- [Brief] Print the entries in full, word for word, but not the pictures.

- [Extracts from a graphics dataset]
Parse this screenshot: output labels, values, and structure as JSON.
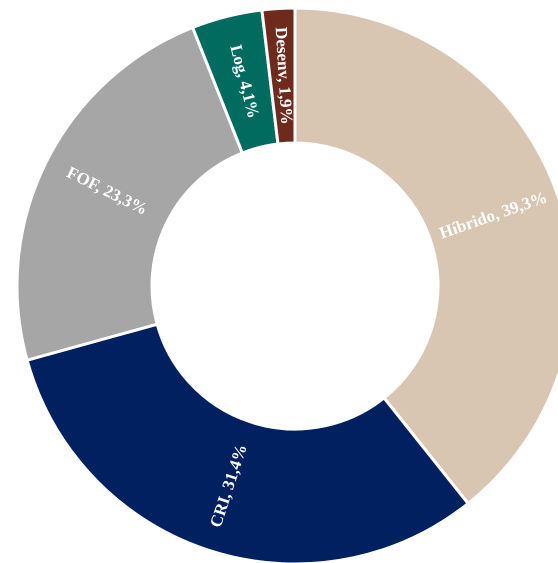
{
  "chart_data": {
    "type": "donut",
    "values": [
      39.3,
      31.4,
      23.3,
      4.1,
      1.9
    ],
    "value_labels": [
      "Híbrido, 39,3%",
      "CRI, 31,4%",
      "FOF, 23,3%",
      "Log, 4,1%",
      "Desenv, 1,9%"
    ],
    "colors": [
      "#d8c6b3",
      "#002060",
      "#a6a6a6",
      "#006b5e",
      "#6e2a1c"
    ]
  }
}
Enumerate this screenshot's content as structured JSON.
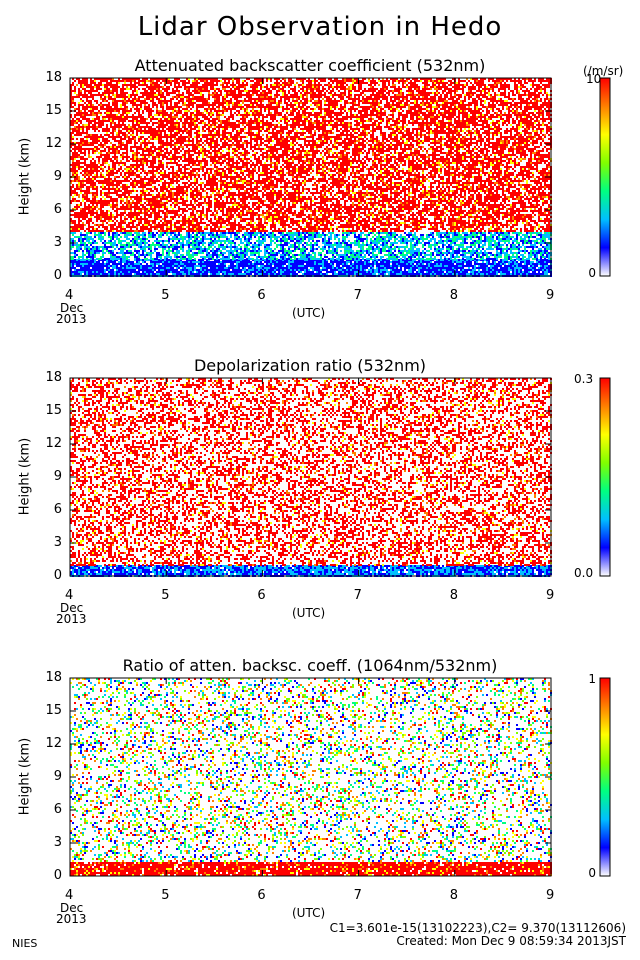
{
  "title": "Lidar Observation in Hedo",
  "x_axis": {
    "ticks": [
      "4",
      "5",
      "6",
      "7",
      "8",
      "9"
    ],
    "unit_label": "(UTC)",
    "start_month": "Dec",
    "start_year": "2013"
  },
  "y_axis": {
    "label": "Height (km)",
    "ticks": [
      "0",
      "3",
      "6",
      "9",
      "12",
      "15",
      "18"
    ]
  },
  "panels": [
    {
      "title": "Attenuated backscatter coefficient (532nm)",
      "colorbar_top": "10",
      "colorbar_bottom": "0",
      "colorbar_unit": "(/m/sr)"
    },
    {
      "title": "Depolarization ratio (532nm)",
      "colorbar_top": "0.3",
      "colorbar_bottom": "0.0",
      "colorbar_unit": ""
    },
    {
      "title": "Ratio of atten. backsc. coeff. (1064nm/532nm)",
      "colorbar_top": "1",
      "colorbar_bottom": "0",
      "colorbar_unit": ""
    }
  ],
  "footer": {
    "organization": "NIES",
    "constants": "C1=3.601e-15(13102223),C2= 9.370(13112606)",
    "created": "Created: Mon Dec  9 08:59:34 2013JST"
  },
  "colors": {
    "colormap": [
      "#ffffff",
      "#0000ff",
      "#00bfff",
      "#00ff80",
      "#80ff00",
      "#ffff00",
      "#ff8000",
      "#ff0000"
    ]
  },
  "chart_data": [
    {
      "type": "heatmap",
      "title": "Attenuated backscatter coefficient (532nm)",
      "xlabel": "(UTC)",
      "ylabel": "Height (km)",
      "xlim": [
        4,
        9
      ],
      "ylim": [
        0,
        18
      ],
      "colorbar_range": [
        0,
        10
      ],
      "description_layers": [
        {
          "height_range_km": [
            0,
            1.5
          ],
          "dominant_color": "blue"
        },
        {
          "height_range_km": [
            1.5,
            4
          ],
          "dominant_color": "cyan-green"
        },
        {
          "height_range_km": [
            4,
            18
          ],
          "dominant_color": "red"
        }
      ]
    },
    {
      "type": "heatmap",
      "title": "Depolarization ratio (532nm)",
      "xlabel": "(UTC)",
      "ylabel": "Height (km)",
      "xlim": [
        4,
        9
      ],
      "ylim": [
        0,
        18
      ],
      "colorbar_range": [
        0.0,
        0.3
      ],
      "description_layers": [
        {
          "height_range_km": [
            0,
            1
          ],
          "dominant_color": "blue-cyan"
        },
        {
          "height_range_km": [
            1,
            18
          ],
          "dominant_color": "red"
        }
      ]
    },
    {
      "type": "heatmap",
      "title": "Ratio of atten. backsc. coeff. (1064nm/532nm)",
      "xlabel": "(UTC)",
      "ylabel": "Height (km)",
      "xlim": [
        4,
        9
      ],
      "ylim": [
        0,
        18
      ],
      "colorbar_range": [
        0,
        1
      ],
      "description_layers": [
        {
          "height_range_km": [
            0,
            1.2
          ],
          "dominant_color": "red"
        },
        {
          "height_range_km": [
            1.2,
            18
          ],
          "dominant_color": "mixed"
        }
      ]
    }
  ]
}
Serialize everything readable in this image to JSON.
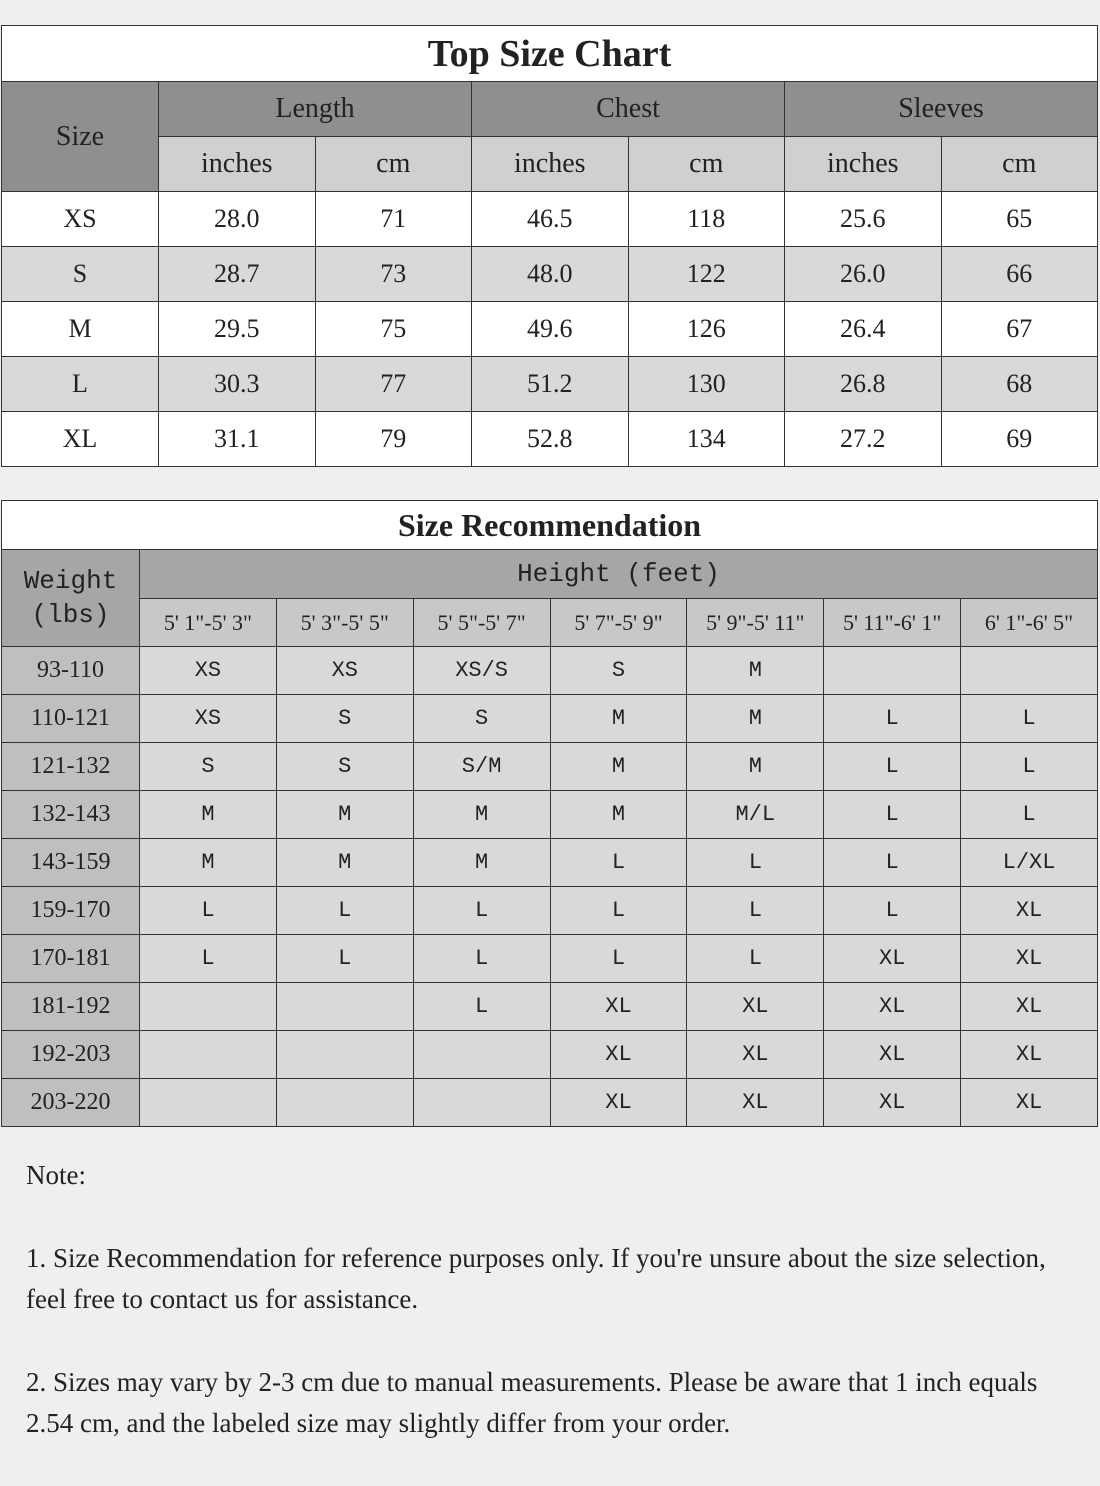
{
  "size_chart": {
    "title": "Top Size Chart",
    "size_label": "Size",
    "groups": [
      "Length",
      "Chest",
      "Sleeves"
    ],
    "units": [
      "inches",
      "cm",
      "inches",
      "cm",
      "inches",
      "cm"
    ],
    "rows": [
      [
        "XS",
        "28.0",
        "71",
        "46.5",
        "118",
        "25.6",
        "65"
      ],
      [
        "S",
        "28.7",
        "73",
        "48.0",
        "122",
        "26.0",
        "66"
      ],
      [
        "M",
        "29.5",
        "75",
        "49.6",
        "126",
        "26.4",
        "67"
      ],
      [
        "L",
        "30.3",
        "77",
        "51.2",
        "130",
        "26.8",
        "68"
      ],
      [
        "XL",
        "31.1",
        "79",
        "52.8",
        "134",
        "27.2",
        "69"
      ]
    ]
  },
  "recommendation": {
    "title": "Size Recommendation",
    "weight_label": "Weight",
    "weight_unit": "(lbs)",
    "height_label": "Height (feet)",
    "heights": [
      "5' 1\"-5' 3\"",
      "5' 3\"-5' 5\"",
      "5' 5\"-5' 7\"",
      "5' 7\"-5' 9\"",
      "5' 9\"-5' 11\"",
      "5' 11\"-6' 1\"",
      "6' 1\"-6' 5\""
    ],
    "rows": [
      [
        "93-110",
        "XS",
        "XS",
        "XS/S",
        "S",
        "M",
        "",
        ""
      ],
      [
        "110-121",
        "XS",
        "S",
        "S",
        "M",
        "M",
        "L",
        "L"
      ],
      [
        "121-132",
        "S",
        "S",
        "S/M",
        "M",
        "M",
        "L",
        "L"
      ],
      [
        "132-143",
        "M",
        "M",
        "M",
        "M",
        "M/L",
        "L",
        "L"
      ],
      [
        "143-159",
        "M",
        "M",
        "M",
        "L",
        "L",
        "L",
        "L/XL"
      ],
      [
        "159-170",
        "L",
        "L",
        "L",
        "L",
        "L",
        "L",
        "XL"
      ],
      [
        "170-181",
        "L",
        "L",
        "L",
        "L",
        "L",
        "XL",
        "XL"
      ],
      [
        "181-192",
        "",
        "",
        "L",
        "XL",
        "XL",
        "XL",
        "XL"
      ],
      [
        "192-203",
        "",
        "",
        "",
        "XL",
        "XL",
        "XL",
        "XL"
      ],
      [
        "203-220",
        "",
        "",
        "",
        "XL",
        "XL",
        "XL",
        "XL"
      ]
    ]
  },
  "notes": {
    "heading": "Note:",
    "items": [
      "1. Size Recommendation for reference purposes only. If you're unsure about the size selection, feel free to contact us for assistance.",
      "2. Sizes may vary by 2-3 cm due to manual measurements. Please be aware that 1 inch equals 2.54 cm, and the labeled size may slightly differ from your order."
    ]
  }
}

- [Answer to this exercise]
Parse this screenshot: output labels, values, and structure as JSON.
{
  "chart_data": {
    "type": "donut",
    "values": [
      39.3,
      31.4,
      23.3,
      4.1,
      1.9
    ],
    "value_labels": [
      "Híbrido, 39,3%",
      "CRI, 31,4%",
      "FOF, 23,3%",
      "Log, 4,1%",
      "Desenv, 1,9%"
    ],
    "colors": [
      "#d8c6b3",
      "#002060",
      "#a6a6a6",
      "#006b5e",
      "#6e2a1c"
    ]
  }
}
Enumerate this screenshot's content as structured JSON.
{
  "title": "Lidar Observation in Hedo",
  "x_axis": {
    "ticks": [
      "4",
      "5",
      "6",
      "7",
      "8",
      "9"
    ],
    "unit_label": "(UTC)",
    "start_month": "Dec",
    "start_year": "2013"
  },
  "y_axis": {
    "label": "Height (km)",
    "ticks": [
      "0",
      "3",
      "6",
      "9",
      "12",
      "15",
      "18"
    ]
  },
  "panels": [
    {
      "title": "Attenuated backscatter coefficient (532nm)",
      "colorbar_top": "10",
      "colorbar_bottom": "0",
      "colorbar_unit": "(/m/sr)"
    },
    {
      "title": "Depolarization ratio (532nm)",
      "colorbar_top": "0.3",
      "colorbar_bottom": "0.0",
      "colorbar_unit": ""
    },
    {
      "title": "Ratio of atten. backsc. coeff. (1064nm/532nm)",
      "colorbar_top": "1",
      "colorbar_bottom": "0",
      "colorbar_unit": ""
    }
  ],
  "footer": {
    "organization": "NIES",
    "constants": "C1=3.601e-15(13102223),C2= 9.370(13112606)",
    "created": "Created: Mon Dec  9 08:59:34 2013JST"
  },
  "colors": {
    "colormap": [
      "#ffffff",
      "#0000ff",
      "#00bfff",
      "#00ff80",
      "#80ff00",
      "#ffff00",
      "#ff8000",
      "#ff0000"
    ]
  },
  "chart_data": [
    {
      "type": "heatmap",
      "title": "Attenuated backscatter coefficient (532nm)",
      "xlabel": "(UTC)",
      "ylabel": "Height (km)",
      "xlim": [
        4,
        9
      ],
      "ylim": [
        0,
        18
      ],
      "colorbar_range": [
        0,
        10
      ],
      "description_layers": [
        {
          "height_range_km": [
            0,
            1.5
          ],
          "dominant_color": "blue"
        },
        {
          "height_range_km": [
            1.5,
            4
          ],
          "dominant_color": "cyan-green"
        },
        {
          "height_range_km": [
            4,
            18
          ],
          "dominant_color": "red"
        }
      ]
    },
    {
      "type": "heatmap",
      "title": "Depolarization ratio (532nm)",
      "xlabel": "(UTC)",
      "ylabel": "Height (km)",
      "xlim": [
        4,
        9
      ],
      "ylim": [
        0,
        18
      ],
      "colorbar_range": [
        0.0,
        0.3
      ],
      "description_layers": [
        {
          "height_range_km": [
            0,
            1
          ],
          "dominant_color": "blue-cyan"
        },
        {
          "height_range_km": [
            1,
            18
          ],
          "dominant_color": "red"
        }
      ]
    },
    {
      "type": "heatmap",
      "title": "Ratio of atten. backsc. coeff. (1064nm/532nm)",
      "xlabel": "(UTC)",
      "ylabel": "Height (km)",
      "xlim": [
        4,
        9
      ],
      "ylim": [
        0,
        18
      ],
      "colorbar_range": [
        0,
        1
      ],
      "description_layers": [
        {
          "height_range_km": [
            0,
            1.2
          ],
          "dominant_color": "red"
        },
        {
          "height_range_km": [
            1.2,
            18
          ],
          "dominant_color": "mixed"
        }
      ]
    }
  ]
}
Serialize everything readable in this image to JSON.
{
  "size_chart": {
    "title": "Top Size Chart",
    "size_label": "Size",
    "groups": [
      "Length",
      "Chest",
      "Sleeves"
    ],
    "units": [
      "inches",
      "cm",
      "inches",
      "cm",
      "inches",
      "cm"
    ],
    "rows": [
      [
        "XS",
        "28.0",
        "71",
        "46.5",
        "118",
        "25.6",
        "65"
      ],
      [
        "S",
        "28.7",
        "73",
        "48.0",
        "122",
        "26.0",
        "66"
      ],
      [
        "M",
        "29.5",
        "75",
        "49.6",
        "126",
        "26.4",
        "67"
      ],
      [
        "L",
        "30.3",
        "77",
        "51.2",
        "130",
        "26.8",
        "68"
      ],
      [
        "XL",
        "31.1",
        "79",
        "52.8",
        "134",
        "27.2",
        "69"
      ]
    ]
  },
  "recommendation": {
    "title": "Size Recommendation",
    "weight_label": "Weight",
    "weight_unit": "(lbs)",
    "height_label": "Height (feet)",
    "heights": [
      "5' 1\"-5' 3\"",
      "5' 3\"-5' 5\"",
      "5' 5\"-5' 7\"",
      "5' 7\"-5' 9\"",
      "5' 9\"-5' 11\"",
      "5' 11\"-6' 1\"",
      "6' 1\"-6' 5\""
    ],
    "rows": [
      [
        "93-110",
        "XS",
        "XS",
        "XS/S",
        "S",
        "M",
        "",
        ""
      ],
      [
        "110-121",
        "XS",
        "S",
        "S",
        "M",
        "M",
        "L",
        "L"
      ],
      [
        "121-132",
        "S",
        "S",
        "S/M",
        "M",
        "M",
        "L",
        "L"
      ],
      [
        "132-143",
        "M",
        "M",
        "M",
        "M",
        "M/L",
        "L",
        "L"
      ],
      [
        "143-159",
        "M",
        "M",
        "M",
        "L",
        "L",
        "L",
        "L/XL"
      ],
      [
        "159-170",
        "L",
        "L",
        "L",
        "L",
        "L",
        "L",
        "XL"
      ],
      [
        "170-181",
        "L",
        "L",
        "L",
        "L",
        "L",
        "XL",
        "XL"
      ],
      [
        "181-192",
        "",
        "",
        "L",
        "XL",
        "XL",
        "XL",
        "XL"
      ],
      [
        "192-203",
        "",
        "",
        "",
        "XL",
        "XL",
        "XL",
        "XL"
      ],
      [
        "203-220",
        "",
        "",
        "",
        "XL",
        "XL",
        "XL",
        "XL"
      ]
    ]
  },
  "notes": {
    "heading": "Note:",
    "items": [
      "1. Size Recommendation for reference purposes only. If you're unsure about the size selection, feel free to contact us for assistance.",
      "2. Sizes may vary by 2-3 cm due to manual measurements. Please be aware that 1 inch equals 2.54 cm, and the labeled size may slightly differ from your order."
    ]
  }
}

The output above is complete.